Data records
#####

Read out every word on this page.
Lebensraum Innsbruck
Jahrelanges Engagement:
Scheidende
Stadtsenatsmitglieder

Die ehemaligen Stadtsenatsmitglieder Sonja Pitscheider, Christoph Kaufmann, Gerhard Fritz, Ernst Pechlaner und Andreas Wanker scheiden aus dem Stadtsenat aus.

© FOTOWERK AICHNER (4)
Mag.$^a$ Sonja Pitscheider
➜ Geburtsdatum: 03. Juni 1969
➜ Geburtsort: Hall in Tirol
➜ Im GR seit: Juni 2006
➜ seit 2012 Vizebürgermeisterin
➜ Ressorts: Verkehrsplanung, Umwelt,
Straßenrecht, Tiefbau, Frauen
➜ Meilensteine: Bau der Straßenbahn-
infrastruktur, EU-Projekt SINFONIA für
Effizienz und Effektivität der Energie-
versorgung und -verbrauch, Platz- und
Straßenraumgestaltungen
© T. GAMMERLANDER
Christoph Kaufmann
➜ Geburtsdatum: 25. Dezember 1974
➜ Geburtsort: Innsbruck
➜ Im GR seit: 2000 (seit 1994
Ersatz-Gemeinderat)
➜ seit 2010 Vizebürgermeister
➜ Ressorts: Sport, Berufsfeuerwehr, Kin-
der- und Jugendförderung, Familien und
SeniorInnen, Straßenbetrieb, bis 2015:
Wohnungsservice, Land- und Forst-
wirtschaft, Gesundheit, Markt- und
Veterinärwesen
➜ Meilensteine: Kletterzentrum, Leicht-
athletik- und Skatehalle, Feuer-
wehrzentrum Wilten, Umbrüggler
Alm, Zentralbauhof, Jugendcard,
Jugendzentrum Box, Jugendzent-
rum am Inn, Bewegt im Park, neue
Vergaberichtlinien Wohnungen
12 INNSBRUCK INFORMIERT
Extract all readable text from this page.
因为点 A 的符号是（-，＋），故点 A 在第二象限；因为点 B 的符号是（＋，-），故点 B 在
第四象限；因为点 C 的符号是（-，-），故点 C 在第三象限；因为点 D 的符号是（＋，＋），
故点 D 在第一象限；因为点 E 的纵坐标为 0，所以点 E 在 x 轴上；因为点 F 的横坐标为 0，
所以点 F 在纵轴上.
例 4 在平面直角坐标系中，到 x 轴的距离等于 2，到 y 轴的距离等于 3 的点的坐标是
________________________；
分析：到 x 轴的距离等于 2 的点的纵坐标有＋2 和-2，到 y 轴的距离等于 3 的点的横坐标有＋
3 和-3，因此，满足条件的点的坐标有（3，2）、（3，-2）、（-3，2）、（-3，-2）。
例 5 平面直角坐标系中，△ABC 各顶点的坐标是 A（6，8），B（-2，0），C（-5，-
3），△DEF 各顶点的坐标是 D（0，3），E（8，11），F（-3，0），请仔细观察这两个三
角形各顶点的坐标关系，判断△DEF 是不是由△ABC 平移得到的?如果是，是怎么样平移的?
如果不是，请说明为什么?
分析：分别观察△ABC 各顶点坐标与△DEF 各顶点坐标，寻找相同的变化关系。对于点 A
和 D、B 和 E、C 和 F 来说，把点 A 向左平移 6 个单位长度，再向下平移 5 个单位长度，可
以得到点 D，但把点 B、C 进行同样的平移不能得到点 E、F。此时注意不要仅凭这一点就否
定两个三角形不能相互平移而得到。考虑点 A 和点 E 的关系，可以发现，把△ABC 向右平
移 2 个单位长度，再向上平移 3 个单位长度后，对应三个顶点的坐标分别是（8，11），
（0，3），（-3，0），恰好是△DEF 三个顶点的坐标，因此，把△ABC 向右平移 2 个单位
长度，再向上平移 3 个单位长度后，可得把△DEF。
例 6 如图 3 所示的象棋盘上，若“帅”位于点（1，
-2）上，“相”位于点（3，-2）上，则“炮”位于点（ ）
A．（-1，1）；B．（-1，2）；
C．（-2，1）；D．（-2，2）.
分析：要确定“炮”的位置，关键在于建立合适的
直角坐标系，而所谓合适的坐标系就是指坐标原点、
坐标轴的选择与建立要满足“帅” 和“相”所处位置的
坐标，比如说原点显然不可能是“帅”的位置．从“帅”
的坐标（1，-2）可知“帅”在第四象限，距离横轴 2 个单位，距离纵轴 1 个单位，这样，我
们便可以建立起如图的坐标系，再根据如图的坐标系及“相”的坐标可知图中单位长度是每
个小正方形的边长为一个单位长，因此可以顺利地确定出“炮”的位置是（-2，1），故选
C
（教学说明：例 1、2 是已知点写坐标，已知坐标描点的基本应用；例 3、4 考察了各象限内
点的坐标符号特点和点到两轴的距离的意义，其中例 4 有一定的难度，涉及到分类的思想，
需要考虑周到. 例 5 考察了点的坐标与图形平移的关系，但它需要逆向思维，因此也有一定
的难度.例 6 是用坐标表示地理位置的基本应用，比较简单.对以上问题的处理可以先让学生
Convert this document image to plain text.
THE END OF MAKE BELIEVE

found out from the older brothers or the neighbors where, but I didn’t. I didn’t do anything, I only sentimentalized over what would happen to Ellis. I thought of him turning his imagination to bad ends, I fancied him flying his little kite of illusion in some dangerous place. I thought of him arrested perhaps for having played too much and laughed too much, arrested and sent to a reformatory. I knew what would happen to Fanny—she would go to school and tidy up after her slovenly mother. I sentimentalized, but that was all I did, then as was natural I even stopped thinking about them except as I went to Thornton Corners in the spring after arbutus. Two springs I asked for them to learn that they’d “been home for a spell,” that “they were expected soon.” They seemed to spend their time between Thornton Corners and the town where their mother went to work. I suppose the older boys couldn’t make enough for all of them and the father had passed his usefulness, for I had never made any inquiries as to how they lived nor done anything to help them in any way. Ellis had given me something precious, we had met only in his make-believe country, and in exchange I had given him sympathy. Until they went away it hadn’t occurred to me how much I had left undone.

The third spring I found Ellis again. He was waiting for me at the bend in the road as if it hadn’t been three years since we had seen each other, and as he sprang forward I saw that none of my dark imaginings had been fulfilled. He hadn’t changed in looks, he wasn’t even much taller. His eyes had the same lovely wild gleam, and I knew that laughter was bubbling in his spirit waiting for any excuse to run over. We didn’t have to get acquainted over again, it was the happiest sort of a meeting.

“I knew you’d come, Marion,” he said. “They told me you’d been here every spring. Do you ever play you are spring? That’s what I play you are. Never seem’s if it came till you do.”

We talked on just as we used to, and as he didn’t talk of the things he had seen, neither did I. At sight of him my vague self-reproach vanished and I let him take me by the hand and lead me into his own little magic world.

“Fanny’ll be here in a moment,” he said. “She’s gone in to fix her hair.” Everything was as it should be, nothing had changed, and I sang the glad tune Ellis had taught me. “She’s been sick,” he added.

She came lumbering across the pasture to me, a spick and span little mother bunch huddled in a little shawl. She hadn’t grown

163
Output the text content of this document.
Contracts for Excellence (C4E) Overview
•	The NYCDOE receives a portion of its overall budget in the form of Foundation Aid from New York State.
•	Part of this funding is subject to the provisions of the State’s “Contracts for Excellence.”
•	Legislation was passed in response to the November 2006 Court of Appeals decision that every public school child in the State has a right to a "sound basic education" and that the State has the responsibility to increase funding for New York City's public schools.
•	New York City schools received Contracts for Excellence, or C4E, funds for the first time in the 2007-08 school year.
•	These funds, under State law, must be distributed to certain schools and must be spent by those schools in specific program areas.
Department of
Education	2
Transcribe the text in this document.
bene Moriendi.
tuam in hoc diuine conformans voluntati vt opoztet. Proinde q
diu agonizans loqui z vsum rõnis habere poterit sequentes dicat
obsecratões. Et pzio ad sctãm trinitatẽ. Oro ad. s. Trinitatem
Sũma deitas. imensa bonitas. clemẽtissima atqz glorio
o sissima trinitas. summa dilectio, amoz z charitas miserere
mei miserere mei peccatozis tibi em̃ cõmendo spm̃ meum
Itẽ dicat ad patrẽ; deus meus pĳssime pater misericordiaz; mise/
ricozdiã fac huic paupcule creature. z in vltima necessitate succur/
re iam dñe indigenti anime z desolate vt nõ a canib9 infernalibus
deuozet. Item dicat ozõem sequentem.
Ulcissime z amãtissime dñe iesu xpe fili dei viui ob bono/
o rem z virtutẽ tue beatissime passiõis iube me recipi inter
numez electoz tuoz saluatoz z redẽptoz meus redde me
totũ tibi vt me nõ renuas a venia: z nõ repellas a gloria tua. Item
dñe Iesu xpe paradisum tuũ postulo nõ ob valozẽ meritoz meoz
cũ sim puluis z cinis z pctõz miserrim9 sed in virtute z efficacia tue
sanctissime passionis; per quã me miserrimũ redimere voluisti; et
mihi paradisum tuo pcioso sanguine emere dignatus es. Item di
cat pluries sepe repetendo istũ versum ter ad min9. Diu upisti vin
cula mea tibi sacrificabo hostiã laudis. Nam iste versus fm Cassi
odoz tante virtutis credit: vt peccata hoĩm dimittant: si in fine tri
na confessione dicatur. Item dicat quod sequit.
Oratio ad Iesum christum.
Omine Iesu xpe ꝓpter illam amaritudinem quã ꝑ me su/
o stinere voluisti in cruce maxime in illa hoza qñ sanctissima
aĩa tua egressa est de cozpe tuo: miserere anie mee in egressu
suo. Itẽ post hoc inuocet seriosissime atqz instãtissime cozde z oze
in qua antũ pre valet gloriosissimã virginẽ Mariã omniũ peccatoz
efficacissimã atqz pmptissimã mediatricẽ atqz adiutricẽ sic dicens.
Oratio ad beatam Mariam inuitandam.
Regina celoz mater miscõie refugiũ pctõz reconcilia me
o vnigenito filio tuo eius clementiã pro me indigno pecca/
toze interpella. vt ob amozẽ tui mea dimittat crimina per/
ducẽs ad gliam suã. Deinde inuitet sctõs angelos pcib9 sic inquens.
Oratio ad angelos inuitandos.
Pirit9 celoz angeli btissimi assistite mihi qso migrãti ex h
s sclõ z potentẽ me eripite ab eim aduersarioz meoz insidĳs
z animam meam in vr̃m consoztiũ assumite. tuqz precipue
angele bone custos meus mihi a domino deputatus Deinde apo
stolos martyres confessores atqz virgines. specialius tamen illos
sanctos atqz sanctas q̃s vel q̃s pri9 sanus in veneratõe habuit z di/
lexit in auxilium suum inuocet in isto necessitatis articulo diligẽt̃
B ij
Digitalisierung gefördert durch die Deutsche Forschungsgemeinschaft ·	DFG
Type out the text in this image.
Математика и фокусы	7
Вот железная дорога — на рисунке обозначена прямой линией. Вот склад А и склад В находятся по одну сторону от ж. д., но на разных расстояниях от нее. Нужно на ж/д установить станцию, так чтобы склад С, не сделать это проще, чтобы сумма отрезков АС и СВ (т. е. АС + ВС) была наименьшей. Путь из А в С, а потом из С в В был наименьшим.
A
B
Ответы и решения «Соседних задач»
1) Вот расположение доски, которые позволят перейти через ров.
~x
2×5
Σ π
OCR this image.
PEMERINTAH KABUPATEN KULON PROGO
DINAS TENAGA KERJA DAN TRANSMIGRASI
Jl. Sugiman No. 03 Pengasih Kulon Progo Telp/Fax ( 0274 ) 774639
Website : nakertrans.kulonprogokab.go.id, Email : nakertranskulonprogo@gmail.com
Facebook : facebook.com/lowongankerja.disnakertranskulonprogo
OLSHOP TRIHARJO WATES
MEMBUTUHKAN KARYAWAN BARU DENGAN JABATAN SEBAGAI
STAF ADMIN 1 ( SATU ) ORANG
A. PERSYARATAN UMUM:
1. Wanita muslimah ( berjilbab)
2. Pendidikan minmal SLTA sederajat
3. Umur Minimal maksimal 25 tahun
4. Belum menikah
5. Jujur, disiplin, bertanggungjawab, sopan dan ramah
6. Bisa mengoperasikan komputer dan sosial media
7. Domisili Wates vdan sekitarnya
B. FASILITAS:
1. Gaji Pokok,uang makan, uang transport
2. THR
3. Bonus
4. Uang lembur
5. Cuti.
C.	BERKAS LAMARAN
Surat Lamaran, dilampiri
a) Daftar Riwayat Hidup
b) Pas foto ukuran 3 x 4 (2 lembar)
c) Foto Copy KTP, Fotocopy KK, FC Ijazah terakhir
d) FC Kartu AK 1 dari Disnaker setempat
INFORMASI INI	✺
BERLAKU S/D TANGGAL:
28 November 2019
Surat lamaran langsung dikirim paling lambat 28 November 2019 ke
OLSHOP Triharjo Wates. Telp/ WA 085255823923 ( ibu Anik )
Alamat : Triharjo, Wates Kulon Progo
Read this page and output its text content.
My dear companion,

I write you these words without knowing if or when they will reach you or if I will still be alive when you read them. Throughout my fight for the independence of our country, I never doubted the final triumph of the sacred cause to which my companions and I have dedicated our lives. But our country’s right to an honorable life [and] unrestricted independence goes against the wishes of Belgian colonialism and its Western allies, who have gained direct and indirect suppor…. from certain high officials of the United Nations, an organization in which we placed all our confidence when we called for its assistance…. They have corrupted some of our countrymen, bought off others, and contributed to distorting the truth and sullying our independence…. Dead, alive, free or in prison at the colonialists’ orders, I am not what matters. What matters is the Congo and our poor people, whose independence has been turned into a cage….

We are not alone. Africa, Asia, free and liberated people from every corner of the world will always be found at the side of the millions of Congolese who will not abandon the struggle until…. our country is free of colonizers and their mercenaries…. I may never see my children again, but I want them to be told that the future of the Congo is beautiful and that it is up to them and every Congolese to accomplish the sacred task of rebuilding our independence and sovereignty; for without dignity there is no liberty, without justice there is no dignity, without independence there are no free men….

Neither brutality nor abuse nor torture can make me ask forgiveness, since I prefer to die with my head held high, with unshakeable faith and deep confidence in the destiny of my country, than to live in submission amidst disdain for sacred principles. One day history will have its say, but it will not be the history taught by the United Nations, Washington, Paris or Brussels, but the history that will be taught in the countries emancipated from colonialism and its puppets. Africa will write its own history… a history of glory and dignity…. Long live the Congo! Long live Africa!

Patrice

#####

■ REQUIRED TASK
Each line in the material either holds the string "seen" or does not. State how many do, and nothing else.

■ TASK OUTPUT
2